» Records from a collection
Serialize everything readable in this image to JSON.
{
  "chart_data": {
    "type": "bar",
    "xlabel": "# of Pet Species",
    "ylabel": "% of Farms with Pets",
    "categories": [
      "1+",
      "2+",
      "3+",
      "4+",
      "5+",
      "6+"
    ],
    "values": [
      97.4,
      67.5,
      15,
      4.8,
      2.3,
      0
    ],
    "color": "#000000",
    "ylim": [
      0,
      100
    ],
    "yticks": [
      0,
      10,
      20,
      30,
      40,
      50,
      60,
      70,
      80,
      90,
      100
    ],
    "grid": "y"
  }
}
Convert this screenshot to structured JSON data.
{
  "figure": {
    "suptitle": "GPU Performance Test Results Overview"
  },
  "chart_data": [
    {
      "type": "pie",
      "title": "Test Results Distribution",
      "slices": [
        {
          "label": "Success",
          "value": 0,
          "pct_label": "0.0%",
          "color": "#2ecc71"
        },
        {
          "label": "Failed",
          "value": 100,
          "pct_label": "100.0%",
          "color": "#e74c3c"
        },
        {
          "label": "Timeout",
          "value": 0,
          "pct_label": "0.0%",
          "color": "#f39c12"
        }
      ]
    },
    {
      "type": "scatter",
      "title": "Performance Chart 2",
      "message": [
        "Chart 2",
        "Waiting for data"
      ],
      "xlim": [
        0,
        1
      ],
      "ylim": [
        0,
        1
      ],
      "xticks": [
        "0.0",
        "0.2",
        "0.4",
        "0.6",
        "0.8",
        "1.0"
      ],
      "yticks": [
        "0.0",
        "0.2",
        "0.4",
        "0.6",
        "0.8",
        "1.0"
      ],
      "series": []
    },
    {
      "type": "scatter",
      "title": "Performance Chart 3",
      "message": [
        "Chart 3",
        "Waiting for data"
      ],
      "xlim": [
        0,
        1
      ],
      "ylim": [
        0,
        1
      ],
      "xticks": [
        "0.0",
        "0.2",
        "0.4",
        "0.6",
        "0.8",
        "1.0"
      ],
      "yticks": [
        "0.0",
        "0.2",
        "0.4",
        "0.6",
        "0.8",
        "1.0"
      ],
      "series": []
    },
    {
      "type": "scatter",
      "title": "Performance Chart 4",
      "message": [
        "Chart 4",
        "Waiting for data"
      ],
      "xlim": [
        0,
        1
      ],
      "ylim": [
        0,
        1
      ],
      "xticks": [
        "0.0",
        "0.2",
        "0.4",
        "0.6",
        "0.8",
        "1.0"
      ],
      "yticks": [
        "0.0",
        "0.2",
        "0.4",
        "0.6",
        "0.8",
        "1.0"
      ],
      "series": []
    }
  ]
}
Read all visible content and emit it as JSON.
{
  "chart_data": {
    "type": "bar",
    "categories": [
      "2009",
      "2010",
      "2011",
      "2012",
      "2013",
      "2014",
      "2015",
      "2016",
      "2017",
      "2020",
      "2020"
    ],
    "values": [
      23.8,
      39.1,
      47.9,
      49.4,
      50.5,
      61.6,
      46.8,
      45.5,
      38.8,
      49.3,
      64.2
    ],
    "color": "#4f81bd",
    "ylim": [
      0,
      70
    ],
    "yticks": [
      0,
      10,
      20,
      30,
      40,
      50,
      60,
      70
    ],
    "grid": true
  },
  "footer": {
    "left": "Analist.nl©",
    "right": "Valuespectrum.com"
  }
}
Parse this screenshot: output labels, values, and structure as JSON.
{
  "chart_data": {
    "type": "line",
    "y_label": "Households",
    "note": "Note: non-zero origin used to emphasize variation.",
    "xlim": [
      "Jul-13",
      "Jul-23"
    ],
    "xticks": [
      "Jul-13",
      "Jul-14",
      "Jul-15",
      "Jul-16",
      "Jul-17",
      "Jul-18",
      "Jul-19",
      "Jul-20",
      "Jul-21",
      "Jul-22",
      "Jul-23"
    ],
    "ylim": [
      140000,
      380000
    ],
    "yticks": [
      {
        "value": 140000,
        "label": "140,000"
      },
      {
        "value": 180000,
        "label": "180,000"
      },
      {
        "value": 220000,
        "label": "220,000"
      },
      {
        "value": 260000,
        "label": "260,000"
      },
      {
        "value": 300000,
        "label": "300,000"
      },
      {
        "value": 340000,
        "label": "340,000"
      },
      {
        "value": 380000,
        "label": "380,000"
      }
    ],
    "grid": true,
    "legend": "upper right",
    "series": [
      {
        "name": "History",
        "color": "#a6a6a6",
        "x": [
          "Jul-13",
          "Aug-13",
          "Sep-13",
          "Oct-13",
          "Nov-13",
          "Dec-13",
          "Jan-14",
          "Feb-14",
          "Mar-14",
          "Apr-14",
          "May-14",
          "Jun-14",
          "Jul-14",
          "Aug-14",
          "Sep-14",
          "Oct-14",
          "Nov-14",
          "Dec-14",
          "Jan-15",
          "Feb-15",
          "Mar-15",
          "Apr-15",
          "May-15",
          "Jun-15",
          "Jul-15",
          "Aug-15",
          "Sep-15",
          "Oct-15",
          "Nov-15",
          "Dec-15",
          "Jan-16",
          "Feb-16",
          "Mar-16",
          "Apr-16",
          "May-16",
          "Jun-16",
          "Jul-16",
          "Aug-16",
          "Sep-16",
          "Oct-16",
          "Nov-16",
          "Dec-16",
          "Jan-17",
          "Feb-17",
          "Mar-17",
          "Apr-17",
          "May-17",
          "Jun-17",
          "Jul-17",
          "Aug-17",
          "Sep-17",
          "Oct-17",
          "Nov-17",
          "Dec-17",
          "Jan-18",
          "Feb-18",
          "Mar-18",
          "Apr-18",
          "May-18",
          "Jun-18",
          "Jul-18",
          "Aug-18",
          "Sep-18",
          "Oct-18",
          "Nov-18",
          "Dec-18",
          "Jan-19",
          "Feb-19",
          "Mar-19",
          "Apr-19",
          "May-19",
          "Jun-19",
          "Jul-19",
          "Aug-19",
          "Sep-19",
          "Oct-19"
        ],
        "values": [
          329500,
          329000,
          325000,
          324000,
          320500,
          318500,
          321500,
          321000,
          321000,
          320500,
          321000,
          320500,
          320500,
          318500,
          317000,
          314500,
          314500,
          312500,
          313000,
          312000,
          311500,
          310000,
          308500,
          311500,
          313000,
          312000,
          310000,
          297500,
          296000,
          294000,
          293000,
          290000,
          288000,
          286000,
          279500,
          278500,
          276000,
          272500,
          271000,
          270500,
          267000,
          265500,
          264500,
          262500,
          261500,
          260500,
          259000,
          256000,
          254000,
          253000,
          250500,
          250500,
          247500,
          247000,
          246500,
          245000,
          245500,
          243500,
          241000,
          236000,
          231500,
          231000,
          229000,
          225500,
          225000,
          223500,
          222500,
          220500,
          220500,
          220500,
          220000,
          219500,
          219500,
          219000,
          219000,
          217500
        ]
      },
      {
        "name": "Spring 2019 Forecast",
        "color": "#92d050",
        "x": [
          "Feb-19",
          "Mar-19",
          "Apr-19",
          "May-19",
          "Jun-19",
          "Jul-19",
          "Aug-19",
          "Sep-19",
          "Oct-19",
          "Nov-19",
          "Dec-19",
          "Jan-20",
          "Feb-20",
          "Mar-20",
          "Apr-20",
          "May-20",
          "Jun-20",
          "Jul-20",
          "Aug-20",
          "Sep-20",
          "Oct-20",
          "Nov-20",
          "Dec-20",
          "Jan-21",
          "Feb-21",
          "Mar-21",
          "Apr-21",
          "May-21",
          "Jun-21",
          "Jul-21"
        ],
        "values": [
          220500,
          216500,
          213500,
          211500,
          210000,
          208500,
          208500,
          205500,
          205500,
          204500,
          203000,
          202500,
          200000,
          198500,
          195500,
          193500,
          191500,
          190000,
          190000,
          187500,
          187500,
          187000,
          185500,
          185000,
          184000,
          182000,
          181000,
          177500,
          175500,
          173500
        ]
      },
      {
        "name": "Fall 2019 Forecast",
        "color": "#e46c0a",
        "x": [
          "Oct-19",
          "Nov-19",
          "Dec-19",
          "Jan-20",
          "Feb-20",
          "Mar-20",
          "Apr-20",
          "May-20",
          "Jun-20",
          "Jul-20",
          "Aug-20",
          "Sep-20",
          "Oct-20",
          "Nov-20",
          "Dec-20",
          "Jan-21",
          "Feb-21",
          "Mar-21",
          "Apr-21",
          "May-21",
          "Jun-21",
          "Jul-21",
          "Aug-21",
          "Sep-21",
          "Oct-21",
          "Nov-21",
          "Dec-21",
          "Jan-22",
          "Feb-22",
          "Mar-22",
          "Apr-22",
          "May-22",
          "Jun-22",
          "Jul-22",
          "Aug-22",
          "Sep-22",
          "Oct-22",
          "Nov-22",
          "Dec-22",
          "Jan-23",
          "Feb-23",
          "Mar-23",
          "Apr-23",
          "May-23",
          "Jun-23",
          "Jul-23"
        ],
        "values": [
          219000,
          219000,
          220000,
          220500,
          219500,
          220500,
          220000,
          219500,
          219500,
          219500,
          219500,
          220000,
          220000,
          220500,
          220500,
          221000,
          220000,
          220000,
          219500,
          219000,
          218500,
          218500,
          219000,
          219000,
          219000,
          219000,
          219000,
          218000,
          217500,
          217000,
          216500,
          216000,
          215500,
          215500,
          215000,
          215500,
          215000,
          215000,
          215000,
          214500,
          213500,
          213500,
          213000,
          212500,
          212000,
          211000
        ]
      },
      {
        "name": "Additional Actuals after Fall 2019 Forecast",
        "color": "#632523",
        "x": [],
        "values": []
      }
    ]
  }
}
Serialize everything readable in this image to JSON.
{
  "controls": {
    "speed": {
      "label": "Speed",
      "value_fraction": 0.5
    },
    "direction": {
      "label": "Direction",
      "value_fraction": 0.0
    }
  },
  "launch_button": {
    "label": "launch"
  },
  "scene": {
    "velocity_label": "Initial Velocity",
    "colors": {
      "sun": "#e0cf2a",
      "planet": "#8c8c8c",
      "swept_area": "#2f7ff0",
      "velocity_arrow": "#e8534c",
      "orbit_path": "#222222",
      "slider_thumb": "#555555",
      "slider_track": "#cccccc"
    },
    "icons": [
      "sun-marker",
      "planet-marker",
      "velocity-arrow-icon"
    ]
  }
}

» Task to complete
Pull out all lines in the data above that include "Test".

» Solution for this exercise
    "suptitle": "GPU Performance Test Results Overview"
      "title": "Test Results Distribution",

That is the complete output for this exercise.